Pull every line containing the word "object" from the records.

════════

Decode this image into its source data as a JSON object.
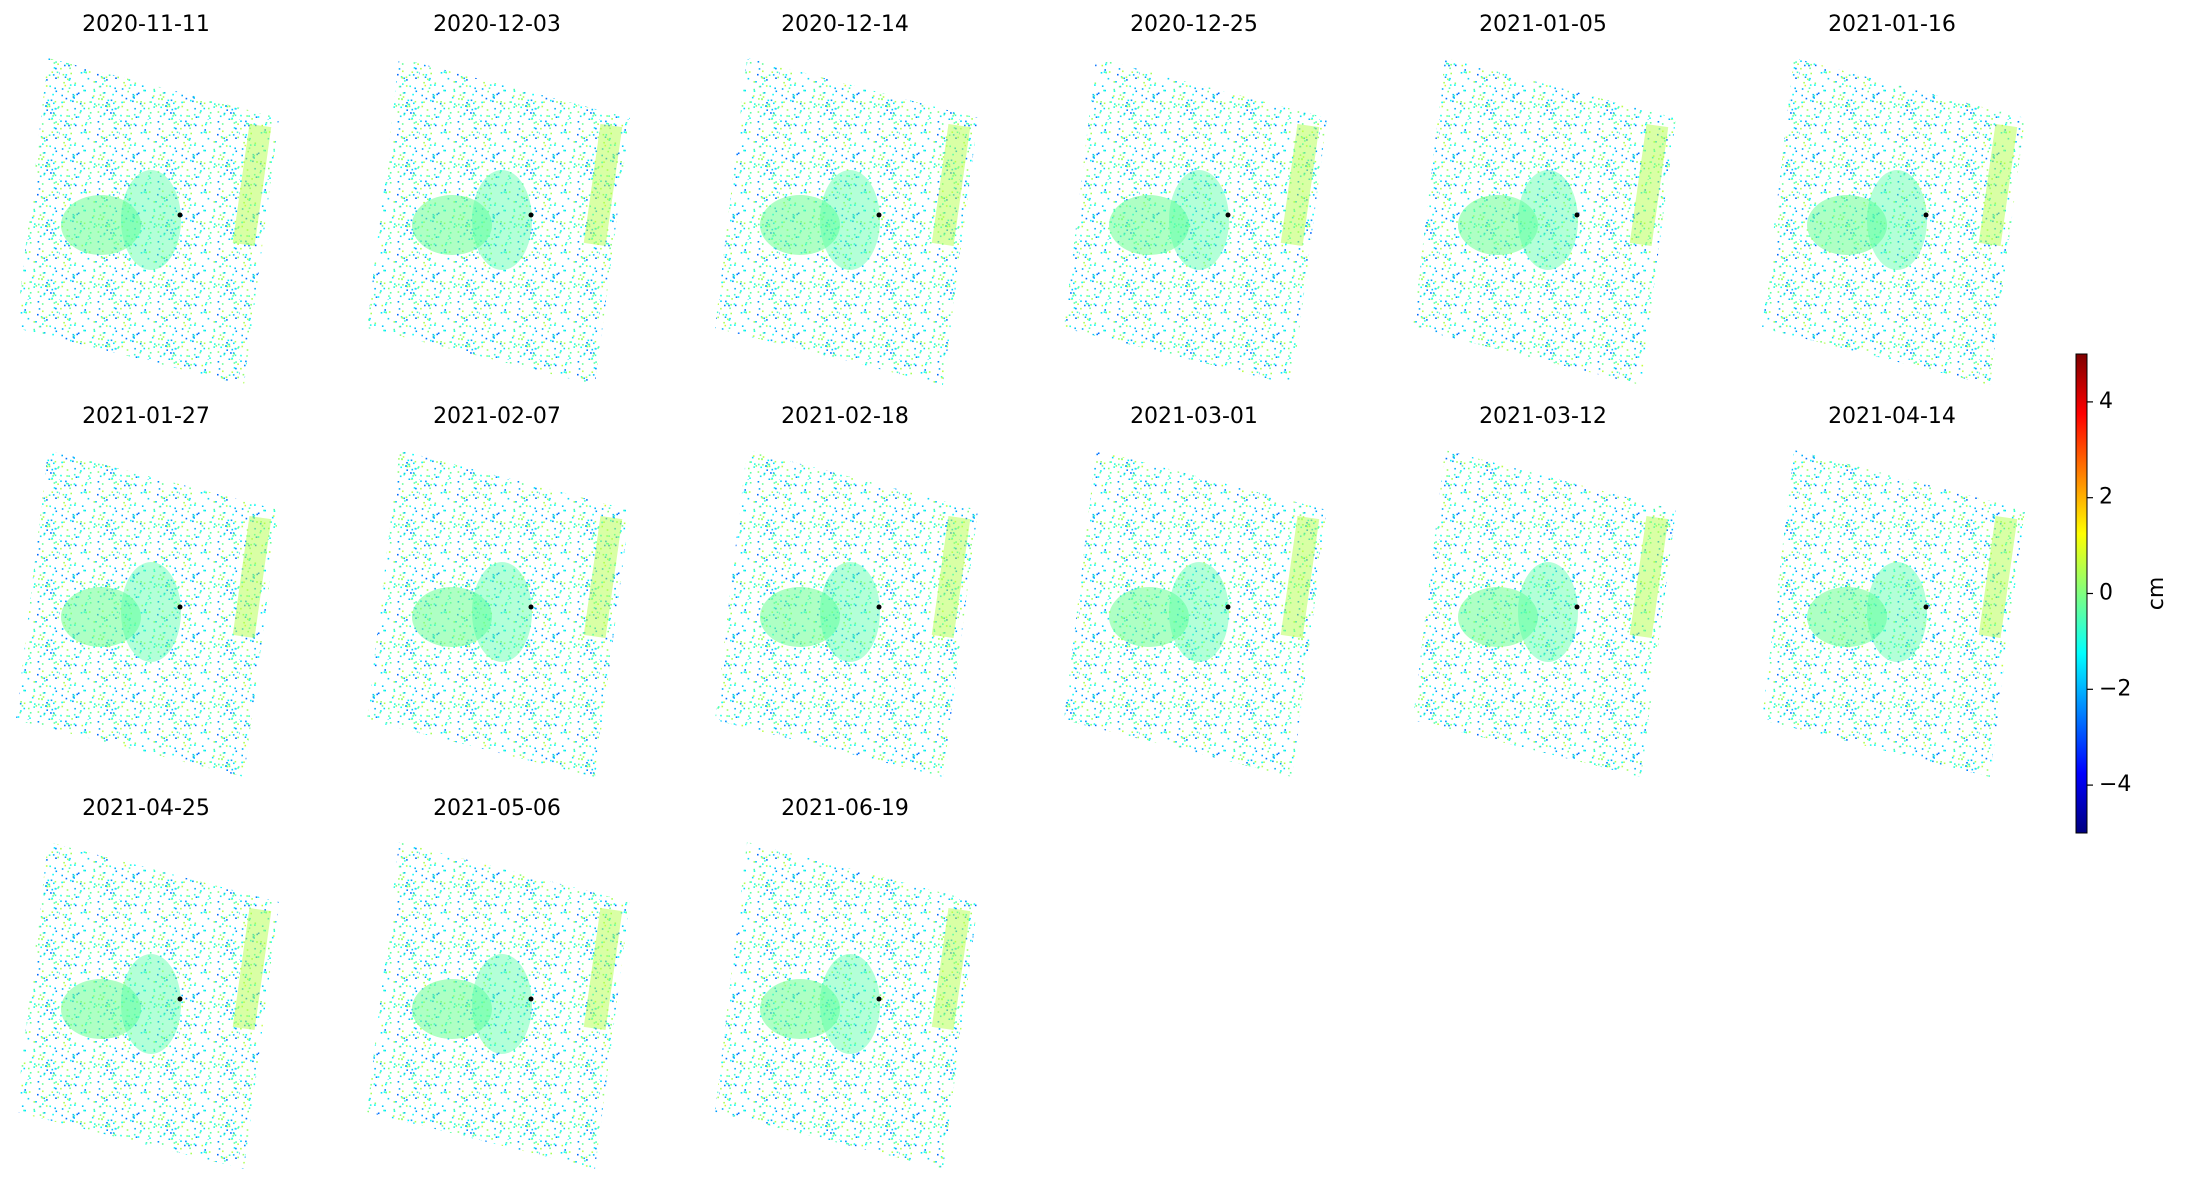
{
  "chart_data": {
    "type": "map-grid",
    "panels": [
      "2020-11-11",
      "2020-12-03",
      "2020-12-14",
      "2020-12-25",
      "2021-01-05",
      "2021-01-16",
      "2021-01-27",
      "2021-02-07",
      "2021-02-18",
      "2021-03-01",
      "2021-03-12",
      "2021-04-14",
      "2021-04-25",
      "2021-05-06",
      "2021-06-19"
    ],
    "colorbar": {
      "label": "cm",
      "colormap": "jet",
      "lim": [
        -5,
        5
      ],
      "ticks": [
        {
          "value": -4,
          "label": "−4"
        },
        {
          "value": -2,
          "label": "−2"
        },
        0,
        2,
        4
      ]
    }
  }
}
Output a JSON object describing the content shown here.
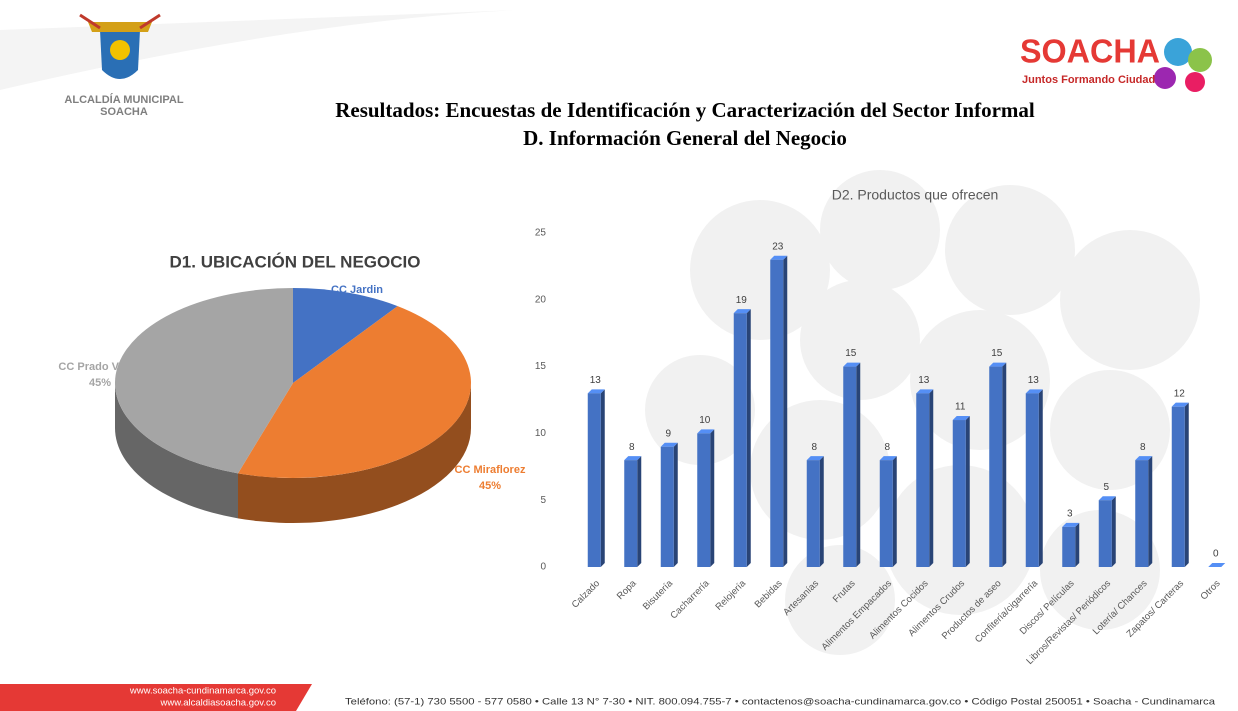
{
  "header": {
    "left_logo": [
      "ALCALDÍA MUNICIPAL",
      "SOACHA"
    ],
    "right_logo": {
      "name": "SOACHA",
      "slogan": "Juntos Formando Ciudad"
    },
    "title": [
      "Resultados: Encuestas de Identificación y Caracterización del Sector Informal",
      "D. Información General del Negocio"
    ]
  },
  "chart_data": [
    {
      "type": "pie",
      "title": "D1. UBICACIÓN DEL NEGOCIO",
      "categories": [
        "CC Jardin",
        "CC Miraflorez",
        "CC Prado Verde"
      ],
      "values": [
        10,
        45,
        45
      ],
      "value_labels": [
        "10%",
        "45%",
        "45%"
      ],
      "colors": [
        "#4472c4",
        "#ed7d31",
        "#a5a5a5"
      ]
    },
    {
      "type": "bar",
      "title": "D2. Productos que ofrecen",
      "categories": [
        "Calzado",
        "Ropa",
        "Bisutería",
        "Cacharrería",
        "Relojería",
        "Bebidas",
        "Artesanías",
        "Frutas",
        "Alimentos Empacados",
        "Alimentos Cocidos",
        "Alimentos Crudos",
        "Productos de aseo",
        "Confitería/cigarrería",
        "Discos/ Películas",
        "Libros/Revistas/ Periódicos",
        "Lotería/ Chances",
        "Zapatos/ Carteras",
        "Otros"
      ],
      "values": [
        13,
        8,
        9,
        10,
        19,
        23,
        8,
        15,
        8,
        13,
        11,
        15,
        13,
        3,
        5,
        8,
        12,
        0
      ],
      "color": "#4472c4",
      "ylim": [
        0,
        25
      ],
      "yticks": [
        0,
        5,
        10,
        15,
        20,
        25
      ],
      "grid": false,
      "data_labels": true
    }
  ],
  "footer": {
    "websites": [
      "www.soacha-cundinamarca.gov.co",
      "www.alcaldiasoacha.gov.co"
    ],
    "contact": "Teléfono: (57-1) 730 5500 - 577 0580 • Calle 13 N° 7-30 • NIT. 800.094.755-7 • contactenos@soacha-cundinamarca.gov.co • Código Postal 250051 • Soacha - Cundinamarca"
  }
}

════════

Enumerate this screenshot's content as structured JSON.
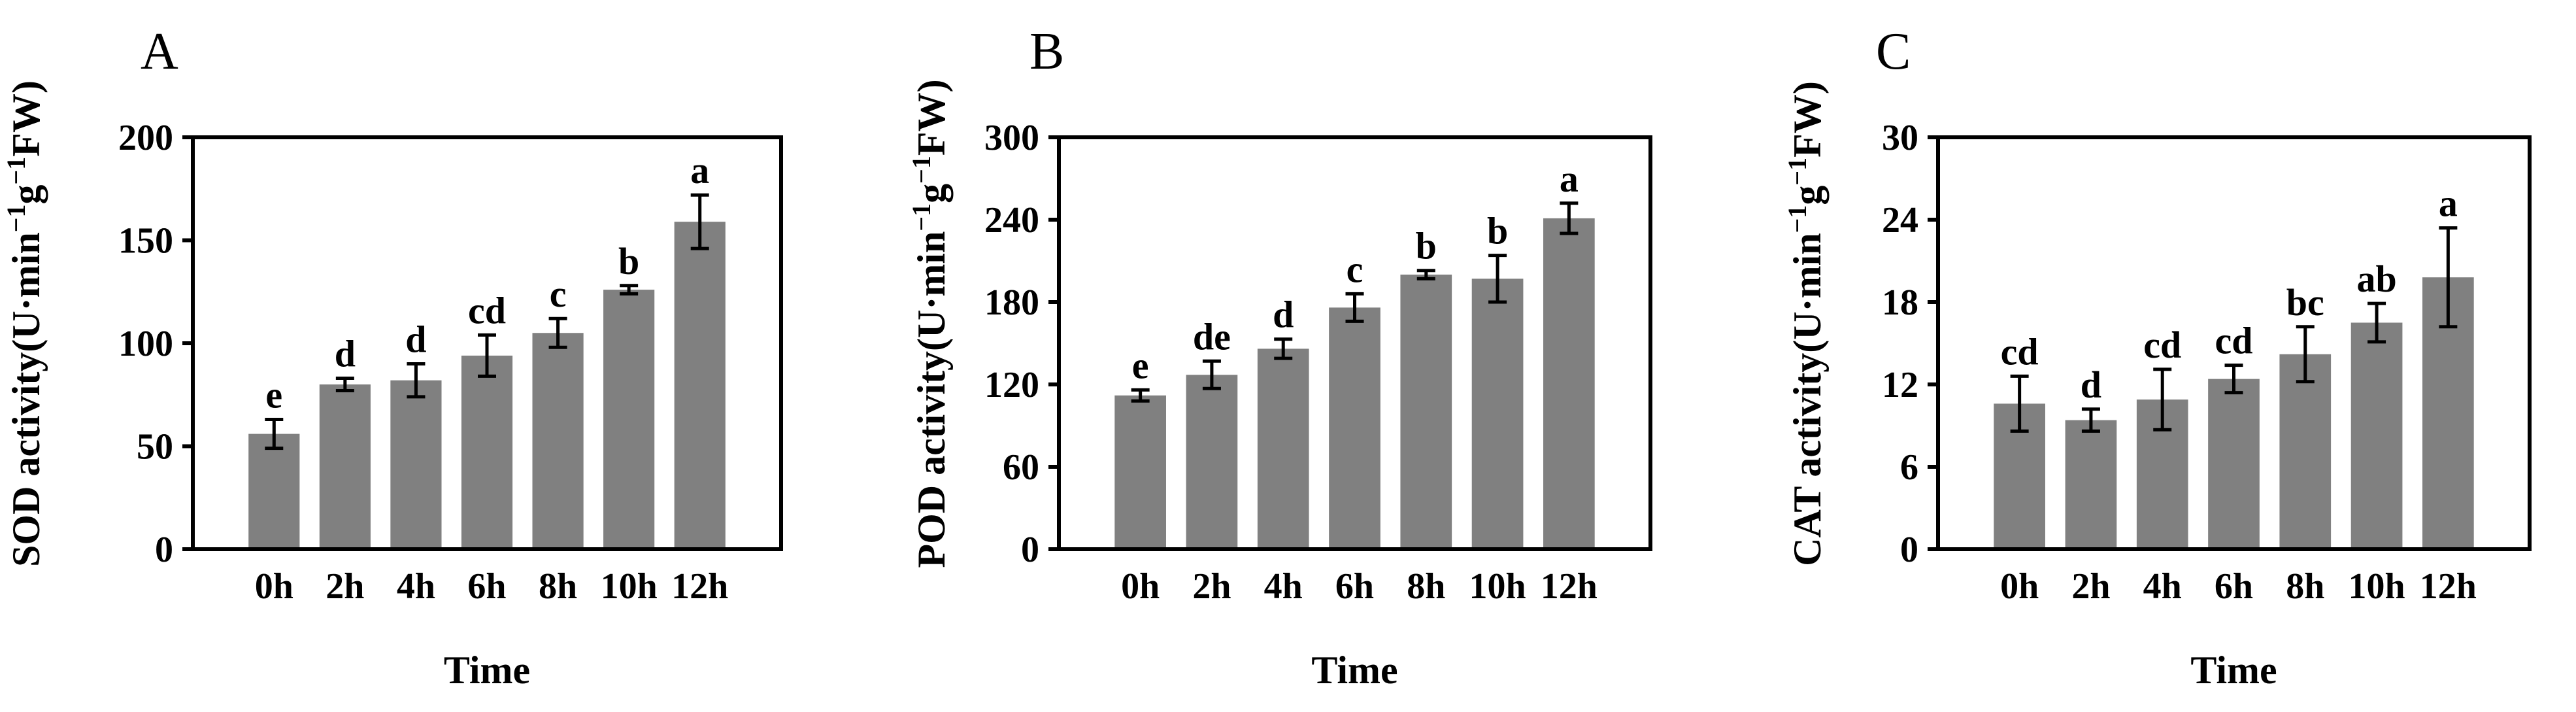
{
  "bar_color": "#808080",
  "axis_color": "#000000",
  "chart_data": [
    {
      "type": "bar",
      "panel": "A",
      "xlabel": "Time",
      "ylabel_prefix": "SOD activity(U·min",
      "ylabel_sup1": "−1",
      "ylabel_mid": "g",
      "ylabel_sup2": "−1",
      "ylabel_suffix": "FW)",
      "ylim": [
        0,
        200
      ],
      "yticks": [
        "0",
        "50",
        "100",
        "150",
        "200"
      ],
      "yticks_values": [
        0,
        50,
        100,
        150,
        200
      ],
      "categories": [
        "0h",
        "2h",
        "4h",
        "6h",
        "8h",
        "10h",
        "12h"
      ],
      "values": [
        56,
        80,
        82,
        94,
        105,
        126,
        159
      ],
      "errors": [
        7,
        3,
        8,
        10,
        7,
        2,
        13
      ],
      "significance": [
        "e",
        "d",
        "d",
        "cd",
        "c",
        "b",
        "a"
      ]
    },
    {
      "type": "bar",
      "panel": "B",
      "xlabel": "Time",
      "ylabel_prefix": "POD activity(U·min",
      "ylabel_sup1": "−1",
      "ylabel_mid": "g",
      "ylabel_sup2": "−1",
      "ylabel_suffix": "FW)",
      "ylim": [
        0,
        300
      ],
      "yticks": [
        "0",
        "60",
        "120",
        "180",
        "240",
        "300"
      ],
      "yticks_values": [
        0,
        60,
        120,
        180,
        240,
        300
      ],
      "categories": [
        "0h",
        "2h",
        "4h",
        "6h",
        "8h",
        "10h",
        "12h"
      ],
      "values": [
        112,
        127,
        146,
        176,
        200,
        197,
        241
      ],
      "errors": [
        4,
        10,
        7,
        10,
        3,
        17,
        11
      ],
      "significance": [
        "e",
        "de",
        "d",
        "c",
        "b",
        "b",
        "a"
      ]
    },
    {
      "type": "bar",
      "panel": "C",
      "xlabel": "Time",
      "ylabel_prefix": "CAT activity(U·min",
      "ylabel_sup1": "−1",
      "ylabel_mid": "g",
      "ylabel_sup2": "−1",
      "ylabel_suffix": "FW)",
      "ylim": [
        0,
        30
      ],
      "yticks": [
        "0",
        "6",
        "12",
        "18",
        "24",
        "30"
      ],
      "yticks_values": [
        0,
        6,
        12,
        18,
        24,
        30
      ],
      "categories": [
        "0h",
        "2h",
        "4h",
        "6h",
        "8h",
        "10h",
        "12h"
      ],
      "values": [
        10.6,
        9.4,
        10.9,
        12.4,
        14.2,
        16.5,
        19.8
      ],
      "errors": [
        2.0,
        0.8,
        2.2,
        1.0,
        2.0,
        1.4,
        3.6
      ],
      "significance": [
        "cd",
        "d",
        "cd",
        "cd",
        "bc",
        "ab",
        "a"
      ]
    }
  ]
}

════════

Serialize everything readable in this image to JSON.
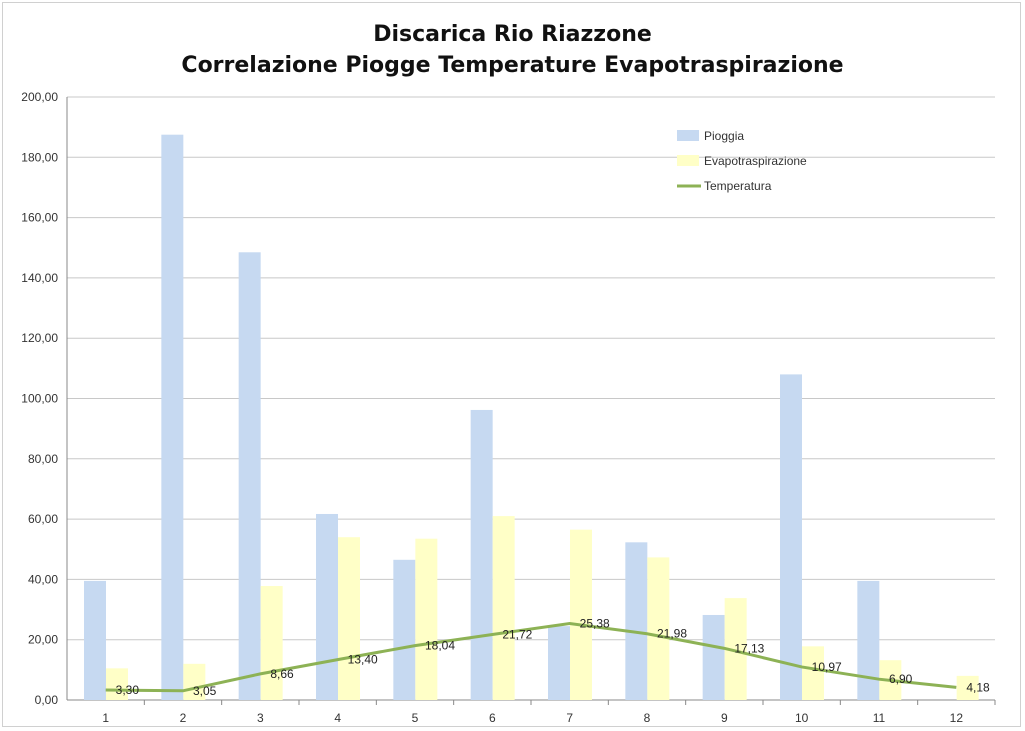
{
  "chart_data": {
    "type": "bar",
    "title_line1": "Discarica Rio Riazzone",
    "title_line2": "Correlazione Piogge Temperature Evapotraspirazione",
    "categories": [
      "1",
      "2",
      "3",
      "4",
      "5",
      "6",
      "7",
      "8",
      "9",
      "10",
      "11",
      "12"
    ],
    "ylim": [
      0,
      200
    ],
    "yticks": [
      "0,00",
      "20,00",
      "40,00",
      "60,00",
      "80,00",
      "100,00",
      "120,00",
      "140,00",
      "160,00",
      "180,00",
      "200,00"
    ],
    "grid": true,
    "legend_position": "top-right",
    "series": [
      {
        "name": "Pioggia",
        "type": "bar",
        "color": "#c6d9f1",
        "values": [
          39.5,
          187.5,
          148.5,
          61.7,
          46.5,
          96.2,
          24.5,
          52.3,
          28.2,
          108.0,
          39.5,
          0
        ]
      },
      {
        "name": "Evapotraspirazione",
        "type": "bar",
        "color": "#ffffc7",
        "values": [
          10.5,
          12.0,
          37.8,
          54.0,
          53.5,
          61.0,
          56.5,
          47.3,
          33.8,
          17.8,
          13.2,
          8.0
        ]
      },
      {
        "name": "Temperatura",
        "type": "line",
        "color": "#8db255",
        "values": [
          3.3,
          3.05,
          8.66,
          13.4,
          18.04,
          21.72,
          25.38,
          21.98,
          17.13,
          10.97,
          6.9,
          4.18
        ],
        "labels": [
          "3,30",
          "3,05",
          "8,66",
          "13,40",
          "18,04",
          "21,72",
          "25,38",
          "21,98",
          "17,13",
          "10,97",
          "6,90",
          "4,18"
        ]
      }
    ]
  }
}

════════

• [Correct answer]:
Decode this image into its source data as a JSON object.
Output a JSON object describing the content shown here.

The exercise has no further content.